_Problem to solve_:
Without the pictures, set down every line of the data exactly.

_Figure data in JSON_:

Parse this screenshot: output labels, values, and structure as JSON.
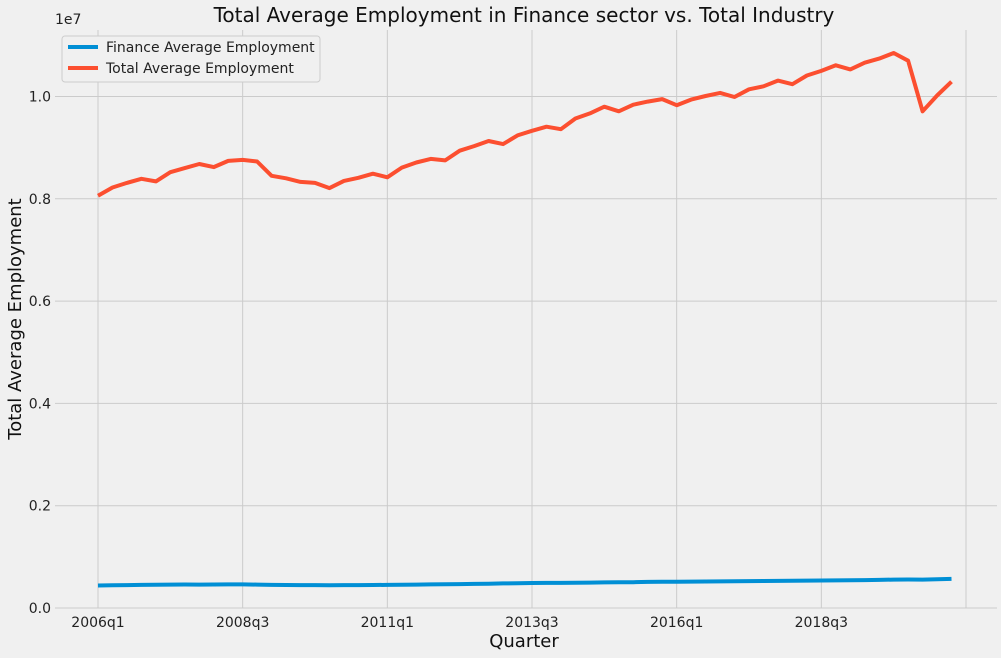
{
  "chart_data": {
    "type": "line",
    "title": "Total Average Employment in Finance sector vs. Total Industry",
    "xlabel": "Quarter",
    "ylabel": "Total Average Employment",
    "y_offset_label": "1e7",
    "ylim": [
      0,
      11300000
    ],
    "yticks": [
      0.0,
      0.2,
      0.4,
      0.6,
      0.8,
      1.0
    ],
    "y_scale_factor": 10000000,
    "grid": true,
    "legend_position": "top-left",
    "xticks": [
      {
        "quarter": "2006q1"
      },
      {
        "quarter": "2008q3"
      },
      {
        "quarter": "2011q1"
      },
      {
        "quarter": "2013q3"
      },
      {
        "quarter": "2016q1"
      },
      {
        "quarter": "2018q3"
      },
      {
        "quarter": "2021q1",
        "label": ""
      }
    ],
    "x": [
      "2006q1",
      "2006q2",
      "2006q3",
      "2006q4",
      "2007q1",
      "2007q2",
      "2007q3",
      "2007q4",
      "2008q1",
      "2008q2",
      "2008q3",
      "2008q4",
      "2009q1",
      "2009q2",
      "2009q3",
      "2009q4",
      "2010q1",
      "2010q2",
      "2010q3",
      "2010q4",
      "2011q1",
      "2011q2",
      "2011q3",
      "2011q4",
      "2012q1",
      "2012q2",
      "2012q3",
      "2012q4",
      "2013q1",
      "2013q2",
      "2013q3",
      "2013q4",
      "2014q1",
      "2014q2",
      "2014q3",
      "2014q4",
      "2015q1",
      "2015q2",
      "2015q3",
      "2015q4",
      "2016q1",
      "2016q2",
      "2016q3",
      "2016q4",
      "2017q1",
      "2017q2",
      "2017q3",
      "2017q4",
      "2018q1",
      "2018q2",
      "2018q3",
      "2018q4",
      "2019q1",
      "2019q2",
      "2019q3",
      "2019q4",
      "2020q1",
      "2020q2",
      "2020q3",
      "2020q4"
    ],
    "series": [
      {
        "name": "Finance Average Employment",
        "color": "#008fd5",
        "values": [
          440000,
          445000,
          448000,
          452000,
          455000,
          458000,
          460000,
          458000,
          460000,
          461000,
          462000,
          458000,
          452000,
          450000,
          448000,
          447000,
          446000,
          447000,
          448000,
          450000,
          452000,
          455000,
          458000,
          461000,
          464000,
          468000,
          472000,
          476000,
          480000,
          484000,
          488000,
          490000,
          490000,
          492000,
          496000,
          500000,
          502000,
          505000,
          510000,
          512000,
          514000,
          516000,
          518000,
          520000,
          522000,
          525000,
          528000,
          530000,
          532000,
          535000,
          538000,
          540000,
          542000,
          545000,
          550000,
          555000,
          558000,
          556000,
          562000,
          568000
        ]
      },
      {
        "name": "Total Average Employment",
        "color": "#fc4f30",
        "values": [
          8060000,
          8220000,
          8310000,
          8390000,
          8340000,
          8520000,
          8600000,
          8680000,
          8620000,
          8740000,
          8760000,
          8730000,
          8450000,
          8400000,
          8330000,
          8310000,
          8210000,
          8350000,
          8410000,
          8490000,
          8420000,
          8610000,
          8710000,
          8780000,
          8750000,
          8940000,
          9030000,
          9130000,
          9070000,
          9240000,
          9330000,
          9410000,
          9360000,
          9570000,
          9670000,
          9800000,
          9710000,
          9840000,
          9900000,
          9950000,
          9830000,
          9940000,
          10010000,
          10070000,
          9990000,
          10140000,
          10200000,
          10310000,
          10240000,
          10410000,
          10500000,
          10610000,
          10530000,
          10660000,
          10740000,
          10850000,
          10700000,
          9710000,
          10020000,
          10290000
        ]
      }
    ]
  }
}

_The result_:
Parse this screenshot: output labels, values, and structure as JSON.
{
  "chart_data": {
    "type": "line",
    "title": "Total Average Employment in Finance sector vs. Total Industry",
    "xlabel": "Quarter",
    "ylabel": "Total Average Employment",
    "y_offset_label": "1e7",
    "ylim": [
      0,
      11300000
    ],
    "yticks": [
      0.0,
      0.2,
      0.4,
      0.6,
      0.8,
      1.0
    ],
    "y_scale_factor": 10000000,
    "grid": true,
    "legend_position": "top-left",
    "xticks": [
      {
        "quarter": "2006q1"
      },
      {
        "quarter": "2008q3"
      },
      {
        "quarter": "2011q1"
      },
      {
        "quarter": "2013q3"
      },
      {
        "quarter": "2016q1"
      },
      {
        "quarter": "2018q3"
      },
      {
        "quarter": "2021q1",
        "label": ""
      }
    ],
    "x": [
      "2006q1",
      "2006q2",
      "2006q3",
      "2006q4",
      "2007q1",
      "2007q2",
      "2007q3",
      "2007q4",
      "2008q1",
      "2008q2",
      "2008q3",
      "2008q4",
      "2009q1",
      "2009q2",
      "2009q3",
      "2009q4",
      "2010q1",
      "2010q2",
      "2010q3",
      "2010q4",
      "2011q1",
      "2011q2",
      "2011q3",
      "2011q4",
      "2012q1",
      "2012q2",
      "2012q3",
      "2012q4",
      "2013q1",
      "2013q2",
      "2013q3",
      "2013q4",
      "2014q1",
      "2014q2",
      "2014q3",
      "2014q4",
      "2015q1",
      "2015q2",
      "2015q3",
      "2015q4",
      "2016q1",
      "2016q2",
      "2016q3",
      "2016q4",
      "2017q1",
      "2017q2",
      "2017q3",
      "2017q4",
      "2018q1",
      "2018q2",
      "2018q3",
      "2018q4",
      "2019q1",
      "2019q2",
      "2019q3",
      "2019q4",
      "2020q1",
      "2020q2",
      "2020q3",
      "2020q4"
    ],
    "series": [
      {
        "name": "Finance Average Employment",
        "color": "#008fd5",
        "values": [
          440000,
          445000,
          448000,
          452000,
          455000,
          458000,
          460000,
          458000,
          460000,
          461000,
          462000,
          458000,
          452000,
          450000,
          448000,
          447000,
          446000,
          447000,
          448000,
          450000,
          452000,
          455000,
          458000,
          461000,
          464000,
          468000,
          472000,
          476000,
          480000,
          484000,
          488000,
          490000,
          490000,
          492000,
          496000,
          500000,
          502000,
          505000,
          510000,
          512000,
          514000,
          516000,
          518000,
          520000,
          522000,
          525000,
          528000,
          530000,
          532000,
          535000,
          538000,
          540000,
          542000,
          545000,
          550000,
          555000,
          558000,
          556000,
          562000,
          568000
        ]
      },
      {
        "name": "Total Average Employment",
        "color": "#fc4f30",
        "values": [
          8060000,
          8220000,
          8310000,
          8390000,
          8340000,
          8520000,
          8600000,
          8680000,
          8620000,
          8740000,
          8760000,
          8730000,
          8450000,
          8400000,
          8330000,
          8310000,
          8210000,
          8350000,
          8410000,
          8490000,
          8420000,
          8610000,
          8710000,
          8780000,
          8750000,
          8940000,
          9030000,
          9130000,
          9070000,
          9240000,
          9330000,
          9410000,
          9360000,
          9570000,
          9670000,
          9800000,
          9710000,
          9840000,
          9900000,
          9950000,
          9830000,
          9940000,
          10010000,
          10070000,
          9990000,
          10140000,
          10200000,
          10310000,
          10240000,
          10410000,
          10500000,
          10610000,
          10530000,
          10660000,
          10740000,
          10850000,
          10700000,
          9710000,
          10020000,
          10290000
        ]
      }
    ]
  }
}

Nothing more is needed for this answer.